Problem details
Pictures do not belong in the copy; transcribe everything else in the records exactly.

Figure data in JSON:

======

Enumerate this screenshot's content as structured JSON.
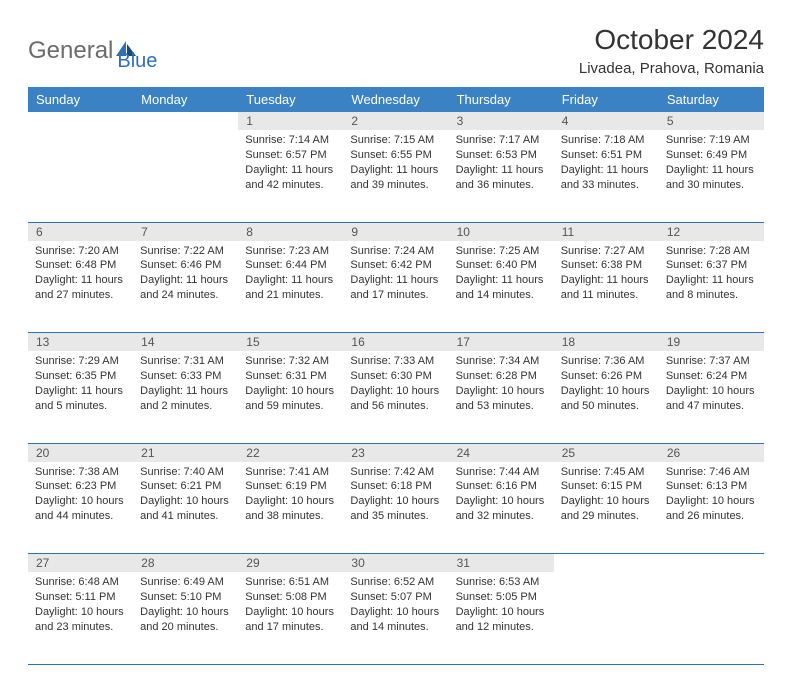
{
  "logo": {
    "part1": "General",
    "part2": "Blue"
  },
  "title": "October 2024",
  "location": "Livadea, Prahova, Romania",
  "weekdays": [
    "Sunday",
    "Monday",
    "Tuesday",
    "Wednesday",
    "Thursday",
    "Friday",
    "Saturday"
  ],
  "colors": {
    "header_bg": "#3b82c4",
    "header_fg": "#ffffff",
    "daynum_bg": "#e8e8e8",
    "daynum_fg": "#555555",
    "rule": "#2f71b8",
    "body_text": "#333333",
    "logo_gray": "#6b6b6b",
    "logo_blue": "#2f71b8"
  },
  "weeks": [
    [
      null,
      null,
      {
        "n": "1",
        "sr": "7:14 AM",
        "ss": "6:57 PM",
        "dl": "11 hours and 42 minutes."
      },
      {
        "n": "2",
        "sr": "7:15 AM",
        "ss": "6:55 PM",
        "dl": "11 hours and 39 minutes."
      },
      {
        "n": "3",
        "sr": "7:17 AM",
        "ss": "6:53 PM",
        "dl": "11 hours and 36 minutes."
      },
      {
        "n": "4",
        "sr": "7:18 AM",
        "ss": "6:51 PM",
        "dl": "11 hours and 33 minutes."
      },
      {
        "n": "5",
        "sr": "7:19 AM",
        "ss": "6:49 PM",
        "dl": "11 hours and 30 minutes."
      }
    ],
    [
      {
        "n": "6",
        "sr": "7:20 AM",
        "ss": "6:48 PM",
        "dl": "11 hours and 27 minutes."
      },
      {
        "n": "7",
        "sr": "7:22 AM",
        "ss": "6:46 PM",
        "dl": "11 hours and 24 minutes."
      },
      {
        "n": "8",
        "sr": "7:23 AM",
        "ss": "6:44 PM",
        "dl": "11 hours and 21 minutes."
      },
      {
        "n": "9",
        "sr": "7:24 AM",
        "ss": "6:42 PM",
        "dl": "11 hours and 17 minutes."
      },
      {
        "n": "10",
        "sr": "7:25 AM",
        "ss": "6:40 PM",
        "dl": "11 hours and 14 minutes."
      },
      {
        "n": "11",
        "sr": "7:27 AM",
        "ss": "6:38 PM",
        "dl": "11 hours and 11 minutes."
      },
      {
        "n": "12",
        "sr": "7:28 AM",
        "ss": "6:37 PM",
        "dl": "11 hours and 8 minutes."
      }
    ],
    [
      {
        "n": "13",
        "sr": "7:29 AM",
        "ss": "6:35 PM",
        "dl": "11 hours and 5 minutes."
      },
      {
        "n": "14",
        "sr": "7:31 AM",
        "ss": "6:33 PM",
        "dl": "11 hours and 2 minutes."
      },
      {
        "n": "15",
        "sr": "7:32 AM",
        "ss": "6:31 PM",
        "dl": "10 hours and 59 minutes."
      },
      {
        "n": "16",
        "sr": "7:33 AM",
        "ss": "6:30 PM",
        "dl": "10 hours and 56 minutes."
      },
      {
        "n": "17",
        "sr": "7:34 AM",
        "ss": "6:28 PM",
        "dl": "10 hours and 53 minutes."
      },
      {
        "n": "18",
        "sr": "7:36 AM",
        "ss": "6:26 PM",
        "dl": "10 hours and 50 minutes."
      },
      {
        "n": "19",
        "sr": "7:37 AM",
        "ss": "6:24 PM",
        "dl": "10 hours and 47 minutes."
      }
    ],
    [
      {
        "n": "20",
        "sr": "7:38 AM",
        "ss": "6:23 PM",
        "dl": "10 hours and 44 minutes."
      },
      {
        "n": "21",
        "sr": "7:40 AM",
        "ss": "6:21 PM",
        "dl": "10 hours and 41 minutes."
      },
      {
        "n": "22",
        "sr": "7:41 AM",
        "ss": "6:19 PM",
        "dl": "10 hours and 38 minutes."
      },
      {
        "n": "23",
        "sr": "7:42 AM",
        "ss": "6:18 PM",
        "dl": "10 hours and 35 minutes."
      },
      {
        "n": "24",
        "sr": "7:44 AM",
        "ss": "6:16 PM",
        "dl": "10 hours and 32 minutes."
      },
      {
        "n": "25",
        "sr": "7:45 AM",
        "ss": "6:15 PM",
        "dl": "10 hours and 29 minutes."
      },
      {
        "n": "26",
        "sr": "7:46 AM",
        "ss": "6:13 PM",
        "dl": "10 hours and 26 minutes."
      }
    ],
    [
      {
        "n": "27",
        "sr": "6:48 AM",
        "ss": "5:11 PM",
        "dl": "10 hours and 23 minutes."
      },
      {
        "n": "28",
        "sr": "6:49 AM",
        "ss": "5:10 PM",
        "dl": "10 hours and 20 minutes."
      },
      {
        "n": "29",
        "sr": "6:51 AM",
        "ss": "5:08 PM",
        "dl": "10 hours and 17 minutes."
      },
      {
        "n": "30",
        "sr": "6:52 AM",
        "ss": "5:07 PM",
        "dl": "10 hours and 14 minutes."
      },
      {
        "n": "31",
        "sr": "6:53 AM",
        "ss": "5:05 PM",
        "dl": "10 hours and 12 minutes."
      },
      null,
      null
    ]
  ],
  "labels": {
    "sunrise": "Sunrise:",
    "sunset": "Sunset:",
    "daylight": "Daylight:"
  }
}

======

Solved problem
Enumerate this screenshot's content as structured JSON.
{
  "logo": {
    "part1": "General",
    "part2": "Blue"
  },
  "title": "October 2024",
  "location": "Livadea, Prahova, Romania",
  "weekdays": [
    "Sunday",
    "Monday",
    "Tuesday",
    "Wednesday",
    "Thursday",
    "Friday",
    "Saturday"
  ],
  "colors": {
    "header_bg": "#3b82c4",
    "header_fg": "#ffffff",
    "daynum_bg": "#e8e8e8",
    "daynum_fg": "#555555",
    "rule": "#2f71b8",
    "body_text": "#333333",
    "logo_gray": "#6b6b6b",
    "logo_blue": "#2f71b8"
  },
  "weeks": [
    [
      null,
      null,
      {
        "n": "1",
        "sr": "7:14 AM",
        "ss": "6:57 PM",
        "dl": "11 hours and 42 minutes."
      },
      {
        "n": "2",
        "sr": "7:15 AM",
        "ss": "6:55 PM",
        "dl": "11 hours and 39 minutes."
      },
      {
        "n": "3",
        "sr": "7:17 AM",
        "ss": "6:53 PM",
        "dl": "11 hours and 36 minutes."
      },
      {
        "n": "4",
        "sr": "7:18 AM",
        "ss": "6:51 PM",
        "dl": "11 hours and 33 minutes."
      },
      {
        "n": "5",
        "sr": "7:19 AM",
        "ss": "6:49 PM",
        "dl": "11 hours and 30 minutes."
      }
    ],
    [
      {
        "n": "6",
        "sr": "7:20 AM",
        "ss": "6:48 PM",
        "dl": "11 hours and 27 minutes."
      },
      {
        "n": "7",
        "sr": "7:22 AM",
        "ss": "6:46 PM",
        "dl": "11 hours and 24 minutes."
      },
      {
        "n": "8",
        "sr": "7:23 AM",
        "ss": "6:44 PM",
        "dl": "11 hours and 21 minutes."
      },
      {
        "n": "9",
        "sr": "7:24 AM",
        "ss": "6:42 PM",
        "dl": "11 hours and 17 minutes."
      },
      {
        "n": "10",
        "sr": "7:25 AM",
        "ss": "6:40 PM",
        "dl": "11 hours and 14 minutes."
      },
      {
        "n": "11",
        "sr": "7:27 AM",
        "ss": "6:38 PM",
        "dl": "11 hours and 11 minutes."
      },
      {
        "n": "12",
        "sr": "7:28 AM",
        "ss": "6:37 PM",
        "dl": "11 hours and 8 minutes."
      }
    ],
    [
      {
        "n": "13",
        "sr": "7:29 AM",
        "ss": "6:35 PM",
        "dl": "11 hours and 5 minutes."
      },
      {
        "n": "14",
        "sr": "7:31 AM",
        "ss": "6:33 PM",
        "dl": "11 hours and 2 minutes."
      },
      {
        "n": "15",
        "sr": "7:32 AM",
        "ss": "6:31 PM",
        "dl": "10 hours and 59 minutes."
      },
      {
        "n": "16",
        "sr": "7:33 AM",
        "ss": "6:30 PM",
        "dl": "10 hours and 56 minutes."
      },
      {
        "n": "17",
        "sr": "7:34 AM",
        "ss": "6:28 PM",
        "dl": "10 hours and 53 minutes."
      },
      {
        "n": "18",
        "sr": "7:36 AM",
        "ss": "6:26 PM",
        "dl": "10 hours and 50 minutes."
      },
      {
        "n": "19",
        "sr": "7:37 AM",
        "ss": "6:24 PM",
        "dl": "10 hours and 47 minutes."
      }
    ],
    [
      {
        "n": "20",
        "sr": "7:38 AM",
        "ss": "6:23 PM",
        "dl": "10 hours and 44 minutes."
      },
      {
        "n": "21",
        "sr": "7:40 AM",
        "ss": "6:21 PM",
        "dl": "10 hours and 41 minutes."
      },
      {
        "n": "22",
        "sr": "7:41 AM",
        "ss": "6:19 PM",
        "dl": "10 hours and 38 minutes."
      },
      {
        "n": "23",
        "sr": "7:42 AM",
        "ss": "6:18 PM",
        "dl": "10 hours and 35 minutes."
      },
      {
        "n": "24",
        "sr": "7:44 AM",
        "ss": "6:16 PM",
        "dl": "10 hours and 32 minutes."
      },
      {
        "n": "25",
        "sr": "7:45 AM",
        "ss": "6:15 PM",
        "dl": "10 hours and 29 minutes."
      },
      {
        "n": "26",
        "sr": "7:46 AM",
        "ss": "6:13 PM",
        "dl": "10 hours and 26 minutes."
      }
    ],
    [
      {
        "n": "27",
        "sr": "6:48 AM",
        "ss": "5:11 PM",
        "dl": "10 hours and 23 minutes."
      },
      {
        "n": "28",
        "sr": "6:49 AM",
        "ss": "5:10 PM",
        "dl": "10 hours and 20 minutes."
      },
      {
        "n": "29",
        "sr": "6:51 AM",
        "ss": "5:08 PM",
        "dl": "10 hours and 17 minutes."
      },
      {
        "n": "30",
        "sr": "6:52 AM",
        "ss": "5:07 PM",
        "dl": "10 hours and 14 minutes."
      },
      {
        "n": "31",
        "sr": "6:53 AM",
        "ss": "5:05 PM",
        "dl": "10 hours and 12 minutes."
      },
      null,
      null
    ]
  ],
  "labels": {
    "sunrise": "Sunrise:",
    "sunset": "Sunset:",
    "daylight": "Daylight:"
  }
}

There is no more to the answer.